----- Information provided

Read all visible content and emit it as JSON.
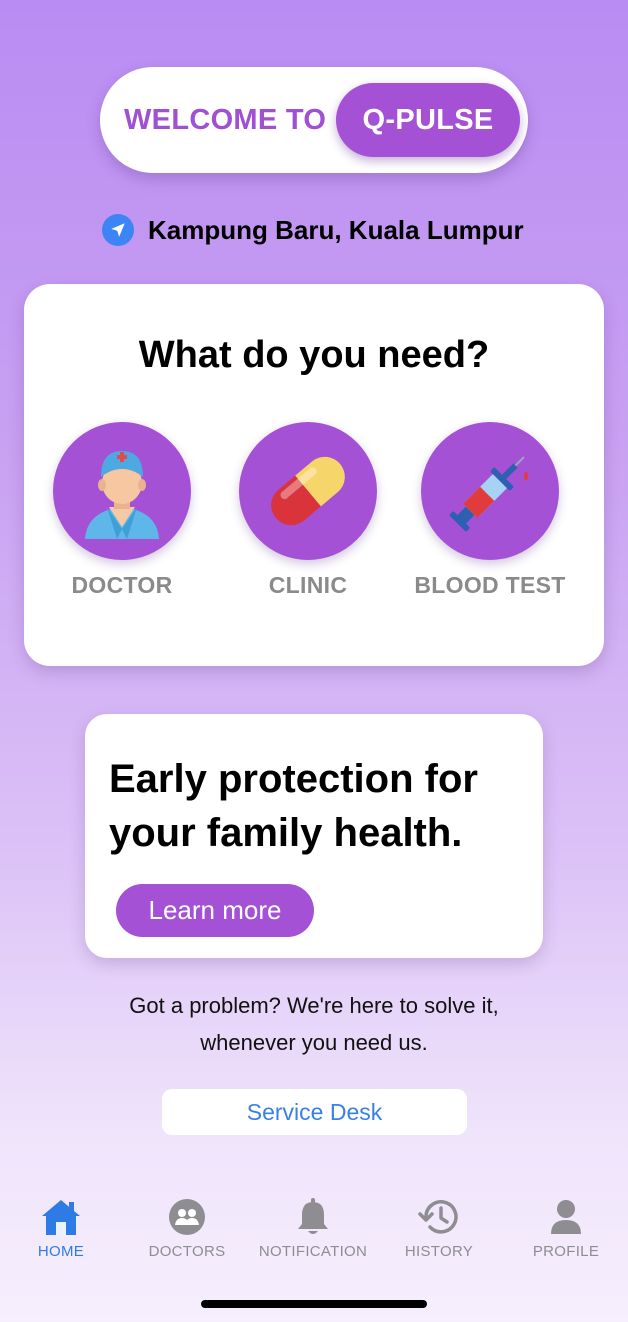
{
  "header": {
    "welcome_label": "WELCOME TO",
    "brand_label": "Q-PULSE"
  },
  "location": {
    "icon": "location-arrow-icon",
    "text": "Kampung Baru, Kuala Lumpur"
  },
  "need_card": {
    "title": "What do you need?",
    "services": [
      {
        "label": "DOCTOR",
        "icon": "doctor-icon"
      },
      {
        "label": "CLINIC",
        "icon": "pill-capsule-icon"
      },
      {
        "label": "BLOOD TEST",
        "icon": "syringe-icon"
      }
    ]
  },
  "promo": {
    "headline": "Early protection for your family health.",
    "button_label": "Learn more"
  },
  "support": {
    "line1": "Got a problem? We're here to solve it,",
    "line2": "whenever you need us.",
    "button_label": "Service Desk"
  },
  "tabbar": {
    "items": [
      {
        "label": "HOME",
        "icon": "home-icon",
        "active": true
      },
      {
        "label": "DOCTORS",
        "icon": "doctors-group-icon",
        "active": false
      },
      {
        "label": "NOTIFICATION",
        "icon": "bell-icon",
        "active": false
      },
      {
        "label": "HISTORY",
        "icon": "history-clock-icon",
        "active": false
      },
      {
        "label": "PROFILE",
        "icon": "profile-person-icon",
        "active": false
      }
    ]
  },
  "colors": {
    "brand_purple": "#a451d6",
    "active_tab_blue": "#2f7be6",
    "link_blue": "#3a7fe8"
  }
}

----------
----- Information provided

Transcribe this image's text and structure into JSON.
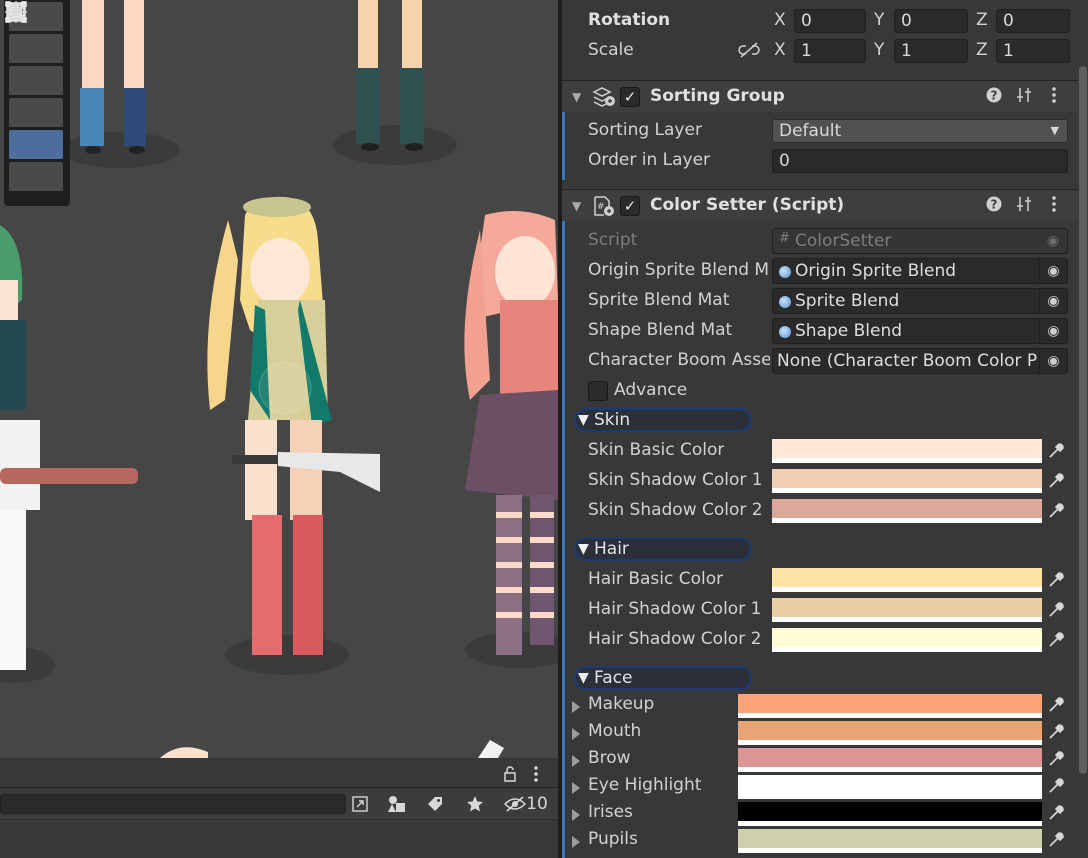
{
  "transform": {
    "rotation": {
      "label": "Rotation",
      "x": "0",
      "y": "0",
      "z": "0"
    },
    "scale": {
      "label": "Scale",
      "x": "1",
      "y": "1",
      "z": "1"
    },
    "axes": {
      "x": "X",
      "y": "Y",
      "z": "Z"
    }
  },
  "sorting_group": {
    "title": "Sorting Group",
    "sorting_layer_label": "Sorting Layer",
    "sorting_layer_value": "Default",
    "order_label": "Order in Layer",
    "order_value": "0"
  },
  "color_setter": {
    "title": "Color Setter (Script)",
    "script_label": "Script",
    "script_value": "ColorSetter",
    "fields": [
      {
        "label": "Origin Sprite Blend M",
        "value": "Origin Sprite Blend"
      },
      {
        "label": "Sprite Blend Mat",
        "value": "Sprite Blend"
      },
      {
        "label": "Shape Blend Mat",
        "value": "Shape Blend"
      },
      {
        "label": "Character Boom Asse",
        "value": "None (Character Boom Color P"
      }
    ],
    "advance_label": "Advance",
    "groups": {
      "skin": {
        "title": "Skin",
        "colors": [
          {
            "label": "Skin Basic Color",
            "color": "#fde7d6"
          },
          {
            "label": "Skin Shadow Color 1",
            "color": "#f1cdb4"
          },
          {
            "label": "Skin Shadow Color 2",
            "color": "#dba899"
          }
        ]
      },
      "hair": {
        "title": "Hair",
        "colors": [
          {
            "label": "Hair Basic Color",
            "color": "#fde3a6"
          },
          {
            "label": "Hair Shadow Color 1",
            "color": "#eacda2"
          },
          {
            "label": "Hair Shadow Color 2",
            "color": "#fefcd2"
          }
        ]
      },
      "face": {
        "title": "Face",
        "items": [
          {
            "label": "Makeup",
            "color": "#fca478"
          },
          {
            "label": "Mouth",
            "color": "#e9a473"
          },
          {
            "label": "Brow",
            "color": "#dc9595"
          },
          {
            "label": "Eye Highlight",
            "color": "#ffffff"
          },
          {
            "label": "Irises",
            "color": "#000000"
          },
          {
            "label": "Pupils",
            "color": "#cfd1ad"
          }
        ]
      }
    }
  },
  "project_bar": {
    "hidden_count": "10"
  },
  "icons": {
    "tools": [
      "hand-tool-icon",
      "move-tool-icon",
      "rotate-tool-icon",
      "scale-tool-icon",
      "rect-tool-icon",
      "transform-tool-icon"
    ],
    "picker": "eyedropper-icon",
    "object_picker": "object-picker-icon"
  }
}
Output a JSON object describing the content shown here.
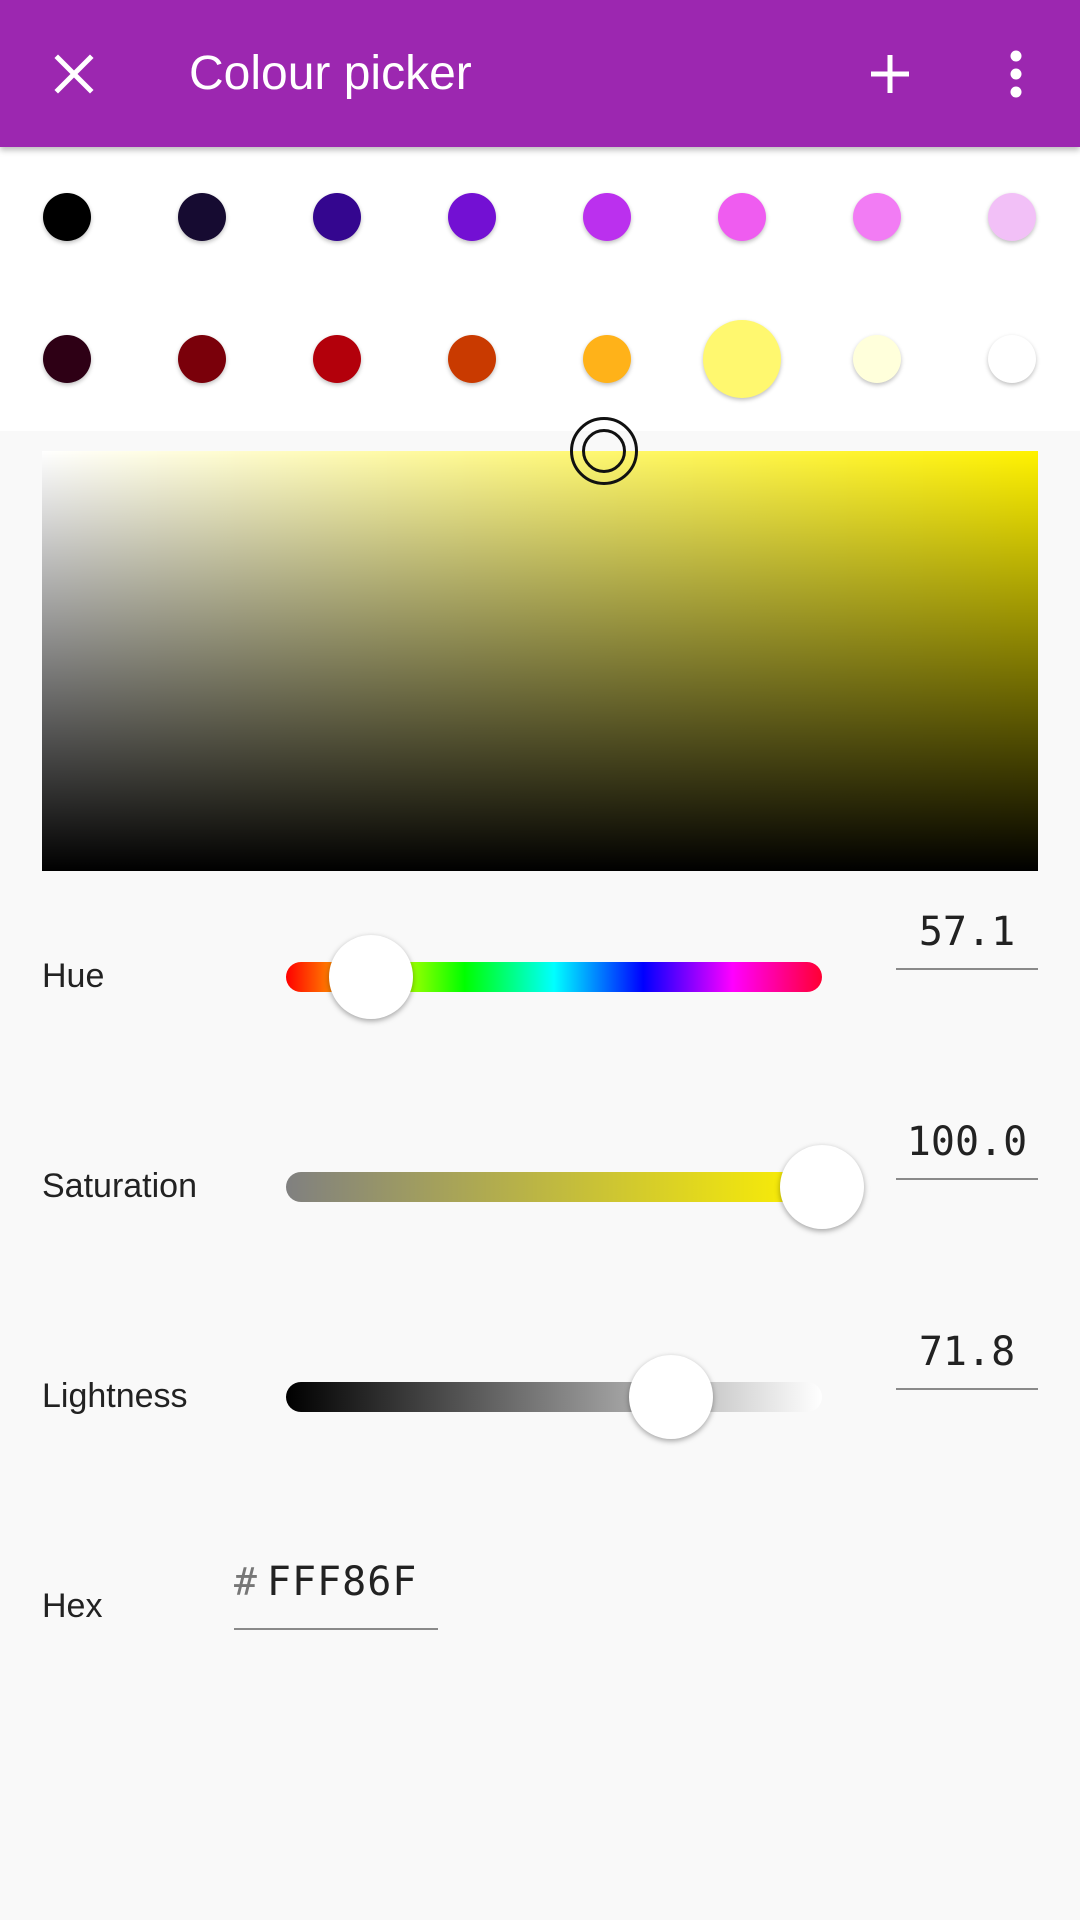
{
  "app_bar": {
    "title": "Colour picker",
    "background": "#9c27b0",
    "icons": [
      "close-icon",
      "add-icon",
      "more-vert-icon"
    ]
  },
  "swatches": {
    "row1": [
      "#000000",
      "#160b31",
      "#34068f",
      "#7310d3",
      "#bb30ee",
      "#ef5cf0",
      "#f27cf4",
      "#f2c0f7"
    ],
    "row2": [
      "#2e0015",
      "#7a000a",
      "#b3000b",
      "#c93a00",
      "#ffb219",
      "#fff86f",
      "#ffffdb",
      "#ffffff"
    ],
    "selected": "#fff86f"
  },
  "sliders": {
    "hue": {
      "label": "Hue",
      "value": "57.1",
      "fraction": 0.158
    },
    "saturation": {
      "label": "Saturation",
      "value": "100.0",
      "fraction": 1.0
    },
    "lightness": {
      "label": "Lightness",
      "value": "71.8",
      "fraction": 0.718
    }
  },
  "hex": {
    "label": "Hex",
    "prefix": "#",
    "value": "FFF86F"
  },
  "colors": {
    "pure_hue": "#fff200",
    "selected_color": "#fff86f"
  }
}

----------

● **What is expected**: Show the lines of the records that include the string "object".

● **Expected output**:
    "object_picker": "object-picker-icon"
Output a JSON object describing the content shown here.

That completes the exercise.